*GIVEN TASK*. Print the entries below in their entirety, exactly as they are written.

(Items from a data source)
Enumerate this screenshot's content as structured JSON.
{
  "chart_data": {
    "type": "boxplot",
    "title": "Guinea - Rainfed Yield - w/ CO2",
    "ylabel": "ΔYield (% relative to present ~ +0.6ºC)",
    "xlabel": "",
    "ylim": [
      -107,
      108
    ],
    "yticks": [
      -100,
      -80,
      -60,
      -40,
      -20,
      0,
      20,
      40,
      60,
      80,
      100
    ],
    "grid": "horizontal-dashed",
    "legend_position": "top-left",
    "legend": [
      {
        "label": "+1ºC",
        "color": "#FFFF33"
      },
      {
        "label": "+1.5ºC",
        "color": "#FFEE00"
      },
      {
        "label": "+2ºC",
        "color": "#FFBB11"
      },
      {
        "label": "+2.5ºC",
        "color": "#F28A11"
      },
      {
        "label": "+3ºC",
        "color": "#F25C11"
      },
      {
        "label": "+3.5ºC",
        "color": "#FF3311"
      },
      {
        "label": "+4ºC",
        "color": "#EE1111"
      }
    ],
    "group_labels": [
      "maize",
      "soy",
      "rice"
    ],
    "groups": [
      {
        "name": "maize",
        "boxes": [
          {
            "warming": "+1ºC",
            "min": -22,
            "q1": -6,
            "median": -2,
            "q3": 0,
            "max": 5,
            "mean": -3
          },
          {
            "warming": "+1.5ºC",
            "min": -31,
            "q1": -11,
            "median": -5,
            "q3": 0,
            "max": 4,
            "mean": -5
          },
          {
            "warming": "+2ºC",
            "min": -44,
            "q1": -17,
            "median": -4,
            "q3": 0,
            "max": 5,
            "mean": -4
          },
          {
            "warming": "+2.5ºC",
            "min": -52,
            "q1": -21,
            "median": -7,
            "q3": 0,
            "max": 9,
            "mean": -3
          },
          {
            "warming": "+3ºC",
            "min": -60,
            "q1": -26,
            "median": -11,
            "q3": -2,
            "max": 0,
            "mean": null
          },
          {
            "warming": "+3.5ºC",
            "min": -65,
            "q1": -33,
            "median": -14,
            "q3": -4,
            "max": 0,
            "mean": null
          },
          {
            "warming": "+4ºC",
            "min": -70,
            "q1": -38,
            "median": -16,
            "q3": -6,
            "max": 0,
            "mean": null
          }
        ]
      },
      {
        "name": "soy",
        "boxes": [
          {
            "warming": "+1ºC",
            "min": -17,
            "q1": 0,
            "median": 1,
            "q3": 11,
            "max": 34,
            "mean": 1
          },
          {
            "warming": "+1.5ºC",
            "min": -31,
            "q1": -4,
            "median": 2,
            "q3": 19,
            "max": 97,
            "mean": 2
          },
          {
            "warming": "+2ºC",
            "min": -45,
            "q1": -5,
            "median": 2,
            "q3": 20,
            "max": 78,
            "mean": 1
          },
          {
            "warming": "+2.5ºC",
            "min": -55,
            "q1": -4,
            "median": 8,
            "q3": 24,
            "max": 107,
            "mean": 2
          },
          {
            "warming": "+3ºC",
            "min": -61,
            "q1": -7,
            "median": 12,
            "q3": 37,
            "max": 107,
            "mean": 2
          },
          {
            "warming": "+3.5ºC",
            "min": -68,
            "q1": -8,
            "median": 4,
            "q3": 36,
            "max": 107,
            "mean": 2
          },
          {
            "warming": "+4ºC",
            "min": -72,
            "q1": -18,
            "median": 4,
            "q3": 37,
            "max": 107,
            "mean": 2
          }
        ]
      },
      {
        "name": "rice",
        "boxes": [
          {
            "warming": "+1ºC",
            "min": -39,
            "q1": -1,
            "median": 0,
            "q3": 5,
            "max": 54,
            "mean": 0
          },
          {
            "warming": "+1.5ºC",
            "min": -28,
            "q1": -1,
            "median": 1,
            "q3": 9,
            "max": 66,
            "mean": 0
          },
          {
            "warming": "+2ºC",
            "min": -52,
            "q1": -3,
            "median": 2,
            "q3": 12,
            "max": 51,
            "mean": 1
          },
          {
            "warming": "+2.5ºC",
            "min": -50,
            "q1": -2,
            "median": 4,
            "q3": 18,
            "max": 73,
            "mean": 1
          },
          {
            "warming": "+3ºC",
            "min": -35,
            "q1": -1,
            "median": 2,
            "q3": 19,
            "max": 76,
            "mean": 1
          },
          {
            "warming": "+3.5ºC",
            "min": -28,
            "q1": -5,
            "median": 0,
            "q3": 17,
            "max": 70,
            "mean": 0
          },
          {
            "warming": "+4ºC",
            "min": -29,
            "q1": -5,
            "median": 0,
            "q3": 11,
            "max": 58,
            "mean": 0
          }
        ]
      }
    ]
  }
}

*ANSWER IN FULL*.
Enumerate this screenshot's content as structured JSON.
{
  "chart_data": {
    "type": "boxplot",
    "title": "Guinea - Rainfed Yield - w/ CO2",
    "ylabel": "ΔYield (% relative to present ~ +0.6ºC)",
    "xlabel": "",
    "ylim": [
      -107,
      108
    ],
    "yticks": [
      -100,
      -80,
      -60,
      -40,
      -20,
      0,
      20,
      40,
      60,
      80,
      100
    ],
    "grid": "horizontal-dashed",
    "legend_position": "top-left",
    "legend": [
      {
        "label": "+1ºC",
        "color": "#FFFF33"
      },
      {
        "label": "+1.5ºC",
        "color": "#FFEE00"
      },
      {
        "label": "+2ºC",
        "color": "#FFBB11"
      },
      {
        "label": "+2.5ºC",
        "color": "#F28A11"
      },
      {
        "label": "+3ºC",
        "color": "#F25C11"
      },
      {
        "label": "+3.5ºC",
        "color": "#FF3311"
      },
      {
        "label": "+4ºC",
        "color": "#EE1111"
      }
    ],
    "group_labels": [
      "maize",
      "soy",
      "rice"
    ],
    "groups": [
      {
        "name": "maize",
        "boxes": [
          {
            "warming": "+1ºC",
            "min": -22,
            "q1": -6,
            "median": -2,
            "q3": 0,
            "max": 5,
            "mean": -3
          },
          {
            "warming": "+1.5ºC",
            "min": -31,
            "q1": -11,
            "median": -5,
            "q3": 0,
            "max": 4,
            "mean": -5
          },
          {
            "warming": "+2ºC",
            "min": -44,
            "q1": -17,
            "median": -4,
            "q3": 0,
            "max": 5,
            "mean": -4
          },
          {
            "warming": "+2.5ºC",
            "min": -52,
            "q1": -21,
            "median": -7,
            "q3": 0,
            "max": 9,
            "mean": -3
          },
          {
            "warming": "+3ºC",
            "min": -60,
            "q1": -26,
            "median": -11,
            "q3": -2,
            "max": 0,
            "mean": null
          },
          {
            "warming": "+3.5ºC",
            "min": -65,
            "q1": -33,
            "median": -14,
            "q3": -4,
            "max": 0,
            "mean": null
          },
          {
            "warming": "+4ºC",
            "min": -70,
            "q1": -38,
            "median": -16,
            "q3": -6,
            "max": 0,
            "mean": null
          }
        ]
      },
      {
        "name": "soy",
        "boxes": [
          {
            "warming": "+1ºC",
            "min": -17,
            "q1": 0,
            "median": 1,
            "q3": 11,
            "max": 34,
            "mean": 1
          },
          {
            "warming": "+1.5ºC",
            "min": -31,
            "q1": -4,
            "median": 2,
            "q3": 19,
            "max": 97,
            "mean": 2
          },
          {
            "warming": "+2ºC",
            "min": -45,
            "q1": -5,
            "median": 2,
            "q3": 20,
            "max": 78,
            "mean": 1
          },
          {
            "warming": "+2.5ºC",
            "min": -55,
            "q1": -4,
            "median": 8,
            "q3": 24,
            "max": 107,
            "mean": 2
          },
          {
            "warming": "+3ºC",
            "min": -61,
            "q1": -7,
            "median": 12,
            "q3": 37,
            "max": 107,
            "mean": 2
          },
          {
            "warming": "+3.5ºC",
            "min": -68,
            "q1": -8,
            "median": 4,
            "q3": 36,
            "max": 107,
            "mean": 2
          },
          {
            "warming": "+4ºC",
            "min": -72,
            "q1": -18,
            "median": 4,
            "q3": 37,
            "max": 107,
            "mean": 2
          }
        ]
      },
      {
        "name": "rice",
        "boxes": [
          {
            "warming": "+1ºC",
            "min": -39,
            "q1": -1,
            "median": 0,
            "q3": 5,
            "max": 54,
            "mean": 0
          },
          {
            "warming": "+1.5ºC",
            "min": -28,
            "q1": -1,
            "median": 1,
            "q3": 9,
            "max": 66,
            "mean": 0
          },
          {
            "warming": "+2ºC",
            "min": -52,
            "q1": -3,
            "median": 2,
            "q3": 12,
            "max": 51,
            "mean": 1
          },
          {
            "warming": "+2.5ºC",
            "min": -50,
            "q1": -2,
            "median": 4,
            "q3": 18,
            "max": 73,
            "mean": 1
          },
          {
            "warming": "+3ºC",
            "min": -35,
            "q1": -1,
            "median": 2,
            "q3": 19,
            "max": 76,
            "mean": 1
          },
          {
            "warming": "+3.5ºC",
            "min": -28,
            "q1": -5,
            "median": 0,
            "q3": 17,
            "max": 70,
            "mean": 0
          },
          {
            "warming": "+4ºC",
            "min": -29,
            "q1": -5,
            "median": 0,
            "q3": 11,
            "max": 58,
            "mean": 0
          }
        ]
      }
    ]
  }
}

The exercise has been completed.